Goal of the exercise:
Bring together all lines of the material below that contain the string "from".
■ ■ ■ ■
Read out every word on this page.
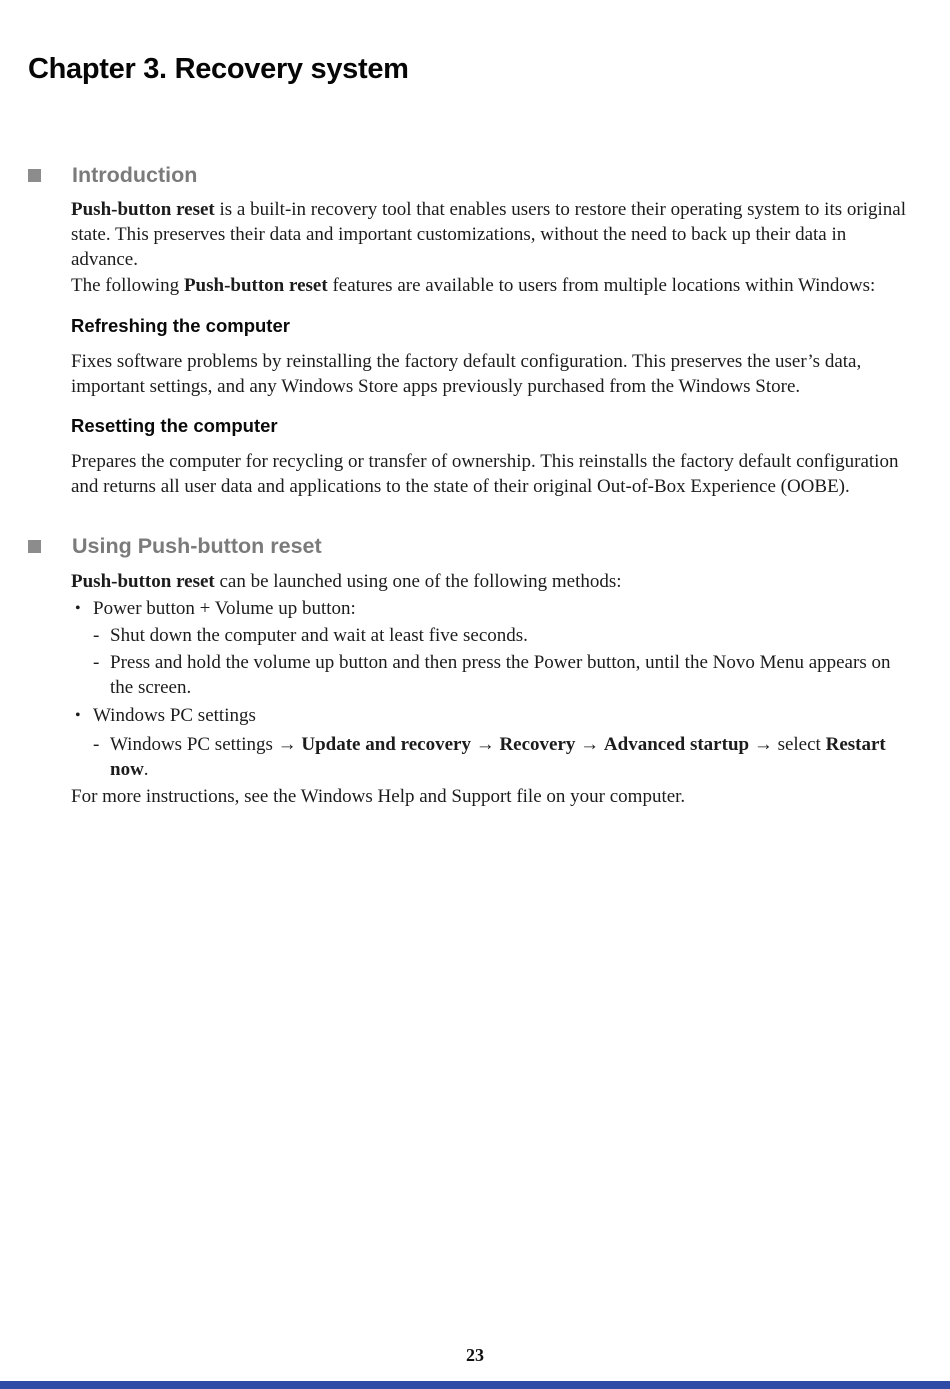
Chapter 3. Recovery system
Introduction

Push-button reset is a built-in recovery tool that enables users to restore their operating system to its original state. This preserves their data and important customizations, without the need to back up their data in advance.

The following Push-button reset features are available to users from multiple locations within Windows:

Refreshing the computer

Fixes software problems by reinstalling the factory default configuration. This preserves the user’s data, important settings, and any Windows Store apps previously purchased from the Windows Store.

Resetting the computer

Prepares the computer for recycling or transfer of ownership. This reinstalls the factory default configuration and returns all user data and applications to the state of their original Out-of-Box Experience (OOBE).

Using Push-button reset

Push-button reset can be launched using one of the following methods:

• Power button + Volume up button:
- Shut down the computer and wait at least five seconds.
- Press and hold the volume up button and then press the Power button, until the Novo Menu appears on the screen.
• Windows PC settings
- Windows PC settings → Update and recovery → Recovery → Advanced startup → select Restart now.

For more instructions, see the Windows Help and Support file on your computer.

23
■ ■ ■ ■
Exercise response:
The following Push-button reset features are available to users from multiple locations within Windows:
Fixes software problems by reinstalling the factory default configuration. This preserves the user’s data, important settings, and any Windows Store apps previously purchased from the Windows Store.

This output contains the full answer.